• PROBLEM TO WORK ON
Where a line in the records below includes "Ohio", pull that line out.

• SOURCE DATA

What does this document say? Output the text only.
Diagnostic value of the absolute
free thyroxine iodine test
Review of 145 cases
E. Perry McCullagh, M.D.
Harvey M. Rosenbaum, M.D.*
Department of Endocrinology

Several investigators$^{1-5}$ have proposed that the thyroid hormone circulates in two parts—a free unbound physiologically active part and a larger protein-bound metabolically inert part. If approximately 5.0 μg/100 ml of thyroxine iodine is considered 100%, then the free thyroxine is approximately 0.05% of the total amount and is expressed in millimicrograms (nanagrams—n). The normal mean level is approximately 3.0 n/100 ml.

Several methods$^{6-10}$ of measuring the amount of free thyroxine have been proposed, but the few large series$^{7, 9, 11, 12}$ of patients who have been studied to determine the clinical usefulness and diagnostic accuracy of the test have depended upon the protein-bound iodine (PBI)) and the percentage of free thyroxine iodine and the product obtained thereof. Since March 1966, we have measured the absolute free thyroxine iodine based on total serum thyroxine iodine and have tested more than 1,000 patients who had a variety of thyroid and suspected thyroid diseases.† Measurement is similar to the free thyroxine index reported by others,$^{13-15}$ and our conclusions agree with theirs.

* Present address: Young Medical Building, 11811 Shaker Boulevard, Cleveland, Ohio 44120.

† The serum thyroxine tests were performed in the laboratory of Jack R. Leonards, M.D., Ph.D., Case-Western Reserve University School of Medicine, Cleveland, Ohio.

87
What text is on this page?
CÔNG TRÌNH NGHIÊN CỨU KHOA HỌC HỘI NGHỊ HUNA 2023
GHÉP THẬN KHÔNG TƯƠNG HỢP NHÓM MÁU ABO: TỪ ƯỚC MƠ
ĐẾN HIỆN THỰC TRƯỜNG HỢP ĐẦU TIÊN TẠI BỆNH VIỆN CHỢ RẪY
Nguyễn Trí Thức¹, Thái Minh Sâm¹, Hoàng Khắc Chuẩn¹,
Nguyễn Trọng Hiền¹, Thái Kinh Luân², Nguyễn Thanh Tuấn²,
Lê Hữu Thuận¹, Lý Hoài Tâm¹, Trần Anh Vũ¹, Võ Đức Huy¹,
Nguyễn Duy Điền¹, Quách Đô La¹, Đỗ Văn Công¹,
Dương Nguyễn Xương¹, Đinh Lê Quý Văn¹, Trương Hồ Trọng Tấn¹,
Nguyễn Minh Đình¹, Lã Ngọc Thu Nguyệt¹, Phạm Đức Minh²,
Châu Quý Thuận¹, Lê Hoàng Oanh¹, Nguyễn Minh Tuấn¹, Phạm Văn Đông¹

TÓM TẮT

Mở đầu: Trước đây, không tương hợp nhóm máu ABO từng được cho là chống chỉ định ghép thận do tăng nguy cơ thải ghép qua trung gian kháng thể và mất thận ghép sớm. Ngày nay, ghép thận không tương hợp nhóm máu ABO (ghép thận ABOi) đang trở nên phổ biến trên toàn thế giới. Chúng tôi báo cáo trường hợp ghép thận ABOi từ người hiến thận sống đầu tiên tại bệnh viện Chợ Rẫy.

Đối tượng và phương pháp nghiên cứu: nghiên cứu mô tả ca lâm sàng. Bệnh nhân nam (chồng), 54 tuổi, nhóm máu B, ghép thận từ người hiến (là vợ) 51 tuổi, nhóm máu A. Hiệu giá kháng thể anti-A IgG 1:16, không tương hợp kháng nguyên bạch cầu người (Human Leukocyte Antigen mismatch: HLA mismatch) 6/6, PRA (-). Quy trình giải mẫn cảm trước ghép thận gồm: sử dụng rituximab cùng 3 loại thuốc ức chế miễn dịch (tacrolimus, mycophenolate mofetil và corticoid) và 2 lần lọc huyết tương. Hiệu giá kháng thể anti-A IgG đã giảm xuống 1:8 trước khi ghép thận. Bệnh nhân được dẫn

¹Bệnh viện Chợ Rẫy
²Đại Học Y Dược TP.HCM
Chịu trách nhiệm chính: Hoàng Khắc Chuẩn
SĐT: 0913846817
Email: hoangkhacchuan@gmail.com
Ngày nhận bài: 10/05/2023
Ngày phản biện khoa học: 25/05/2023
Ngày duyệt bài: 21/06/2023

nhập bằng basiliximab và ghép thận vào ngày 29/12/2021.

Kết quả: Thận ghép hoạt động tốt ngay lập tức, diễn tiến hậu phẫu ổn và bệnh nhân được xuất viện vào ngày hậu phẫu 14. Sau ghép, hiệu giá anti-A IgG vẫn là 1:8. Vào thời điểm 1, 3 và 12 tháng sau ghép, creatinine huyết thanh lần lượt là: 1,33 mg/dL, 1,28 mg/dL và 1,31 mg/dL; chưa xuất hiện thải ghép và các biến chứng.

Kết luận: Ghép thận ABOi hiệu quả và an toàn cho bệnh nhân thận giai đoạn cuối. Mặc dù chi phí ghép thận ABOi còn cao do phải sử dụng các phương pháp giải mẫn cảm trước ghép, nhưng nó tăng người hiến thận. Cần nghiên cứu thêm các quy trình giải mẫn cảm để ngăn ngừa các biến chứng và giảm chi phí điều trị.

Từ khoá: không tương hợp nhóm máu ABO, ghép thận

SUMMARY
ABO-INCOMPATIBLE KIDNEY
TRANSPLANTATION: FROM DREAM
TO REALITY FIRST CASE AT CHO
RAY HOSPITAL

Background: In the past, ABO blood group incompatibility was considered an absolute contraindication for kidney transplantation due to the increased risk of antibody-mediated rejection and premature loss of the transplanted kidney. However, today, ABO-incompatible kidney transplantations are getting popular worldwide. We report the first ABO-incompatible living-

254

• RESPONSE FOR THIS EXERCISE
* Present address: Young Medical Building, 11811 Shaker Boulevard, Cleveland, Ohio 44120.
† The serum thyroxine tests were performed in the laboratory of Jack R. Leonards, M.D., Ph.D., Case-Western Reserve University School of Medicine, Cleveland, Ohio.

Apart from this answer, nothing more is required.